┏━━

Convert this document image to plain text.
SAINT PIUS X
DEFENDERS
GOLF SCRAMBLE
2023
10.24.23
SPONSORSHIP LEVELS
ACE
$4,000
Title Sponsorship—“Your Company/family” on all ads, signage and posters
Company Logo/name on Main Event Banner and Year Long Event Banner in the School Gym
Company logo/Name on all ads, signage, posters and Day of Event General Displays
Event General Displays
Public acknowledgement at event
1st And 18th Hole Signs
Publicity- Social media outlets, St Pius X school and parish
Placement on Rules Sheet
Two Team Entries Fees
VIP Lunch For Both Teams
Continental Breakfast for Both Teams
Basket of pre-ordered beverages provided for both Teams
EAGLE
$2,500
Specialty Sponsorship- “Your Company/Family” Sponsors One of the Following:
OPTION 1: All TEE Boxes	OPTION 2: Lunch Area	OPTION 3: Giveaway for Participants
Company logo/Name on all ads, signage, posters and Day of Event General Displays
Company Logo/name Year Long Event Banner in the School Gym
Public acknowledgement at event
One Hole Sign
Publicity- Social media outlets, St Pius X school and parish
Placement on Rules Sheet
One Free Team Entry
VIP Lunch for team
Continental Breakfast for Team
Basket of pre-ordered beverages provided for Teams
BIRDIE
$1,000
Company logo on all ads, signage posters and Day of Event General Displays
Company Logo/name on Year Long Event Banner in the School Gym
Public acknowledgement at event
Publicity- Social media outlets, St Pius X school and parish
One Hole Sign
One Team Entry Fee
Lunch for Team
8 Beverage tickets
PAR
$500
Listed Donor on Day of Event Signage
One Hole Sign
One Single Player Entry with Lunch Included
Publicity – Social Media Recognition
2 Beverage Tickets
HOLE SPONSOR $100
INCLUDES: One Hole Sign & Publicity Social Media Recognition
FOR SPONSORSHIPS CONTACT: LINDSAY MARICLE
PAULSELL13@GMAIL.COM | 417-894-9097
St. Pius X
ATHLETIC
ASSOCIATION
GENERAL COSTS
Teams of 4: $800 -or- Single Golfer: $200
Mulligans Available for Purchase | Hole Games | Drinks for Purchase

┗━━

Output the listing above without altering a single character.

Convert this document image to plain text.
SAINT PIUS X
DEFENDERS
GOLF SCRAMBLE
2023
10.24.23
SPONSORSHIP LEVELS
ACE
$4,000
Title Sponsorship—“Your Company/family” on all ads, signage and posters
Company Logo/name on Main Event Banner and Year Long Event Banner in the School Gym
Company logo/Name on all ads, signage, posters and Day of Event General Displays
Event General Displays
Public acknowledgement at event
1st And 18th Hole Signs
Publicity- Social media outlets, St Pius X school and parish
Placement on Rules Sheet
Two Team Entries Fees
VIP Lunch For Both Teams
Continental Breakfast for Both Teams
Basket of pre-ordered beverages provided for both Teams
EAGLE
$2,500
Specialty Sponsorship- “Your Company/Family” Sponsors One of the Following:
OPTION 1: All TEE Boxes	OPTION 2: Lunch Area	OPTION 3: Giveaway for Participants
Company logo/Name on all ads, signage, posters and Day of Event General Displays
Company Logo/name Year Long Event Banner in the School Gym
Public acknowledgement at event
One Hole Sign
Publicity- Social media outlets, St Pius X school and parish
Placement on Rules Sheet
One Free Team Entry
VIP Lunch for team
Continental Breakfast for Team
Basket of pre-ordered beverages provided for Teams
BIRDIE
$1,000
Company logo on all ads, signage posters and Day of Event General Displays
Company Logo/name on Year Long Event Banner in the School Gym
Public acknowledgement at event
Publicity- Social media outlets, St Pius X school and parish
One Hole Sign
One Team Entry Fee
Lunch for Team
8 Beverage tickets
PAR
$500
Listed Donor on Day of Event Signage
One Hole Sign
One Single Player Entry with Lunch Included
Publicity – Social Media Recognition
2 Beverage Tickets
HOLE SPONSOR $100
INCLUDES: One Hole Sign & Publicity Social Media Recognition
FOR SPONSORSHIPS CONTACT: LINDSAY MARICLE
PAULSELL13@GMAIL.COM | 417-894-9097
St. Pius X
ATHLETIC
ASSOCIATION
GENERAL COSTS
Teams of 4: $800 -or- Single Golfer: $200
Mulligans Available for Purchase | Hole Games | Drinks for Purchase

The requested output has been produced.